• **Task objective**
Put the lines below into a JSON list of strings, one string per line, with blank lines omitted and the pictures left out.

• **Entries**
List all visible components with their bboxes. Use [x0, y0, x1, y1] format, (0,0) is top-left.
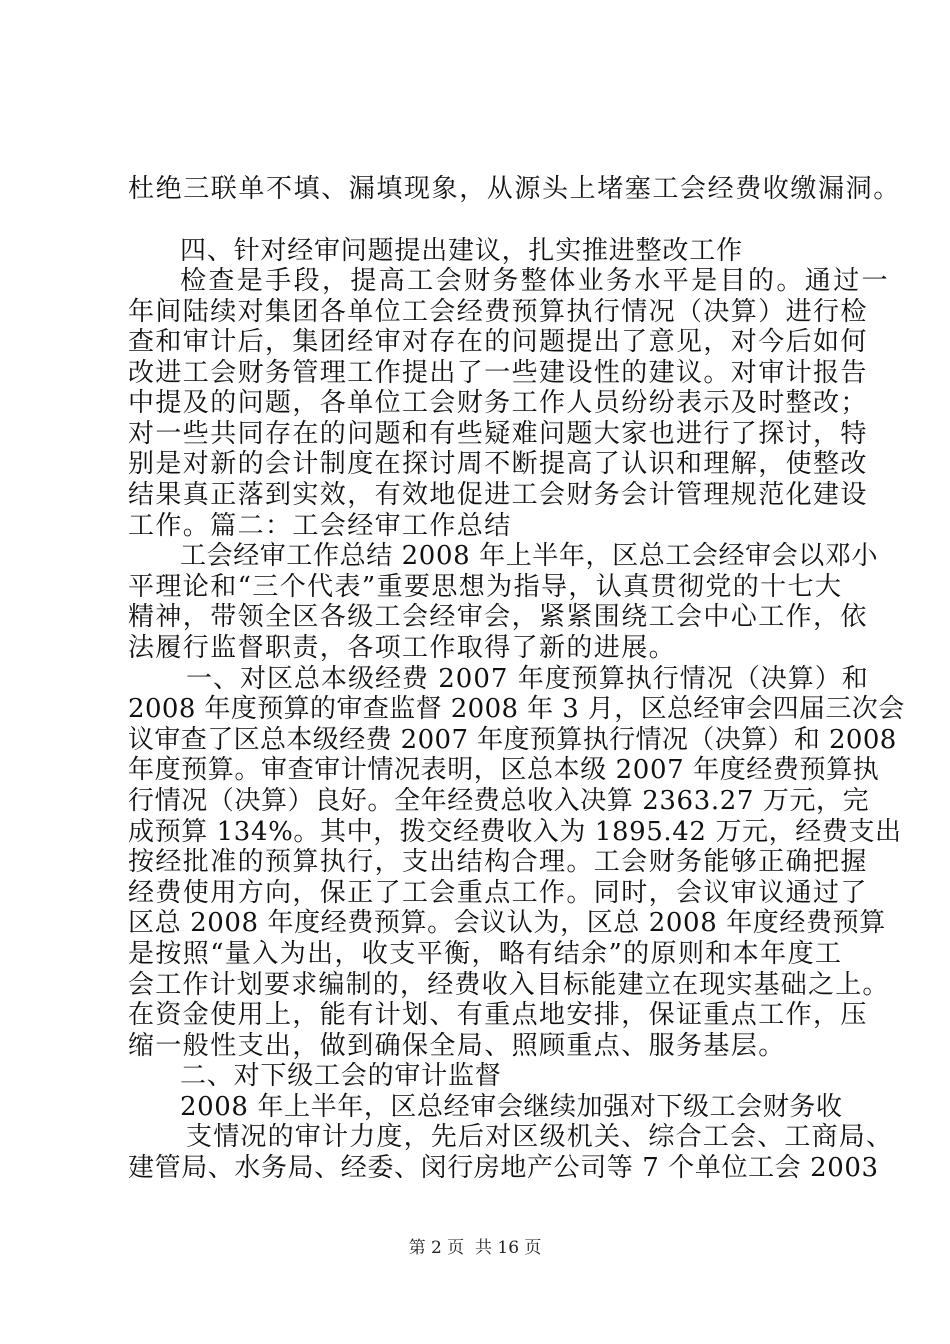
text-line: 别是对新的会计制度在探讨周不断提高了认识和理解，使整改 — [128, 449, 868, 479]
text-line: 法履行监督职责，各项工作取得了新的进展。 — [128, 633, 677, 663]
section-heading: 四、针对经审问题提出建议，扎实推进整改工作 — [180, 236, 743, 266]
text-line: 支情况的审计力度，先后对区级机关、综合工会、工商局、 — [186, 1122, 894, 1152]
page-number-footer: 第 2 页 共 16 页 — [408, 1238, 542, 1258]
text-line: 检查是手段，提高工会财务整体业务水平是目的。通过一 — [180, 266, 891, 296]
text-line: 会工作计划要求编制的，经费收入目标能建立在现实基础之上。 — [128, 970, 890, 1000]
text-line: 议审查了区总本级经费 2007 年度预算执行情况（决算）和 2008 — [128, 725, 897, 755]
text-line: 对一些共同存在的问题和有些疑难问题大家也进行了探讨，特 — [128, 419, 868, 449]
text-line: 行情况（决算）良好。全年经费总收入决算 2363.27 万元，完 — [128, 786, 870, 816]
section-heading: 二、对下级工会的审计监督 — [180, 1061, 502, 1091]
text-line: 是按照“量入为出，收支平衡，略有结余”的原则和本年度工 — [128, 939, 843, 969]
text-line: 在资金使用上，能有计划、有重点地安排，保证重点工作，压 — [128, 1000, 868, 1030]
text-line: 查和审计后，集团经审对存在的问题提出了意见，对今后如何 — [128, 327, 868, 357]
text-line: 经费使用方向，保正了工会重点工作。同时，会议审议通过了 — [128, 878, 868, 908]
text-line: 建管局、水务局、经委、闵行房地产公司等 7 个单位工会 2003 — [128, 1153, 879, 1183]
text-line: 中提及的问题，各单位工会财务工作人员纷纷表示及时整改； — [128, 388, 868, 418]
text-line: 2008 年度预算的审查监督 2008 年 3 月，区总经审会四届三次会 — [128, 694, 905, 724]
text-line: 年度预算。审查审计情况表明，区总本级 2007 年度经费预算执 — [128, 755, 880, 785]
text-line: 精神，带领全区各级工会经审会，紧紧围绕工会中心工作，依 — [128, 602, 868, 632]
text-line: 2008 年上半年，区总经审会继续加强对下级工会财务收 — [180, 1092, 843, 1122]
text-line: 年间陆续对集团各单位工会经费预算执行情况（决算）进行检 — [128, 297, 868, 327]
text-line: 按经批准的预算执行，支出结构合理。工会财务能够正确把握 — [128, 847, 868, 877]
text-line: 区总 2008 年度经费预算。会议认为，区总 2008 年度经费预算 — [128, 908, 886, 938]
text-line: 工会经审工作总结 2008 年上半年，区总工会经审会以邓小 — [180, 541, 879, 571]
text-line: 结果真正落到实效，有效地促进工会财务会计管理规范化建设 — [128, 480, 868, 510]
text-line: 平理论和“三个代表”重要思想为指导，认真贯彻党的十七大 — [128, 572, 843, 602]
text-line: 杜绝三联单不填、漏填现象，从源头上堵塞工会经费收缴漏洞。 — [128, 174, 901, 204]
text-line: 改进工会财务管理工作提出了一些建设性的建议。对审计报告 — [128, 358, 868, 388]
text-line: 缩一般性支出，做到确保全局、照顾重点、服务基层。 — [128, 1031, 786, 1061]
text-line: 成预算 134%。其中，拨交经费收入为 1895.42 万元，经费支出 — [128, 817, 902, 847]
text-line: 一、对区总本级经费 2007 年度预算执行情况（决算）和 — [186, 664, 869, 694]
text-line: 工作。篇二：工会经审工作总结 — [128, 511, 512, 541]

• **Answer to this problem**
[
  "List all visible components with their bboxes. Use [x0, y0, x1, y1] format, (0,0) is top-left.",
  "text-line: 别是对新的会计制度在探讨周不断提高了认识和理解，使整改 — [128, 449, 868, 479]",
  "text-line: 法履行监督职责，各项工作取得了新的进展。 — [128, 633, 677, 663]",
  "section-heading: 四、针对经审问题提出建议，扎实推进整改工作 — [180, 236, 743, 266]",
  "text-line: 支情况的审计力度，先后对区级机关、综合工会、工商局、 — [186, 1122, 894, 1152]",
  "page-number-footer: 第 2 页 共 16 页 — [408, 1238, 542, 1258]",
  "text-line: 检查是手段，提高工会财务整体业务水平是目的。通过一 — [180, 266, 891, 296]",
  "text-line: 会工作计划要求编制的，经费收入目标能建立在现实基础之上。 — [128, 970, 890, 1000]",
  "text-line: 议审查了区总本级经费 2007 年度预算执行情况（决算）和 2008 — [128, 725, 897, 755]",
  "text-line: 对一些共同存在的问题和有些疑难问题大家也进行了探讨，特 — [128, 419, 868, 449]",
  "text-line: 行情况（决算）良好。全年经费总收入决算 2363.27 万元，完 — [128, 786, 870, 816]",
  "section-heading: 二、对下级工会的审计监督 — [180, 1061, 502, 1091]",
  "text-line: 是按照“量入为出，收支平衡，略有结余”的原则和本年度工 — [128, 939, 843, 969]",
  "text-line: 在资金使用上，能有计划、有重点地安排，保证重点工作，压 — [128, 1000, 868, 1030]",
  "text-line: 查和审计后，集团经审对存在的问题提出了意见，对今后如何 — [128, 327, 868, 357]",
  "text-line: 经费使用方向，保正了工会重点工作。同时，会议审议通过了 — [128, 878, 868, 908]",
  "text-line: 建管局、水务局、经委、闵行房地产公司等 7 个单位工会 2003 — [128, 1153, 879, 1183]",
  "text-line: 中提及的问题，各单位工会财务工作人员纷纷表示及时整改； — [128, 388, 868, 418]",
  "text-line: 2008 年度预算的审查监督 2008 年 3 月，区总经审会四届三次会 — [128, 694, 905, 724]",
  "text-line: 年度预算。审查审计情况表明，区总本级 2007 年度经费预算执 — [128, 755, 880, 785]",
  "text-line: 精神，带领全区各级工会经审会，紧紧围绕工会中心工作，依 — [128, 602, 868, 632]",
  "text-line: 2008 年上半年，区总经审会继续加强对下级工会财务收 — [180, 1092, 843, 1122]",
  "text-line: 年间陆续对集团各单位工会经费预算执行情况（决算）进行检 — [128, 297, 868, 327]",
  "text-line: 按经批准的预算执行，支出结构合理。工会财务能够正确把握 — [128, 847, 868, 877]",
  "text-line: 区总 2008 年度经费预算。会议认为，区总 2008 年度经费预算 — [128, 908, 886, 938]",
  "text-line: 工会经审工作总结 2008 年上半年，区总工会经审会以邓小 — [180, 541, 879, 571]",
  "text-line: 结果真正落到实效，有效地促进工会财务会计管理规范化建设 — [128, 480, 868, 510]",
  "text-line: 平理论和“三个代表”重要思想为指导，认真贯彻党的十七大 — [128, 572, 843, 602]",
  "text-line: 杜绝三联单不填、漏填现象，从源头上堵塞工会经费收缴漏洞。 — [128, 174, 901, 204]",
  "text-line: 改进工会财务管理工作提出了一些建设性的建议。对审计报告 — [128, 358, 868, 388]",
  "text-line: 缩一般性支出，做到确保全局、照顾重点、服务基层。 — [128, 1031, 786, 1061]",
  "text-line: 成预算 134%。其中，拨交经费收入为 1895.42 万元，经费支出 — [128, 817, 902, 847]",
  "text-line: 一、对区总本级经费 2007 年度预算执行情况（决算）和 — [186, 664, 869, 694]",
  "text-line: 工作。篇二：工会经审工作总结 — [128, 511, 512, 541]"
]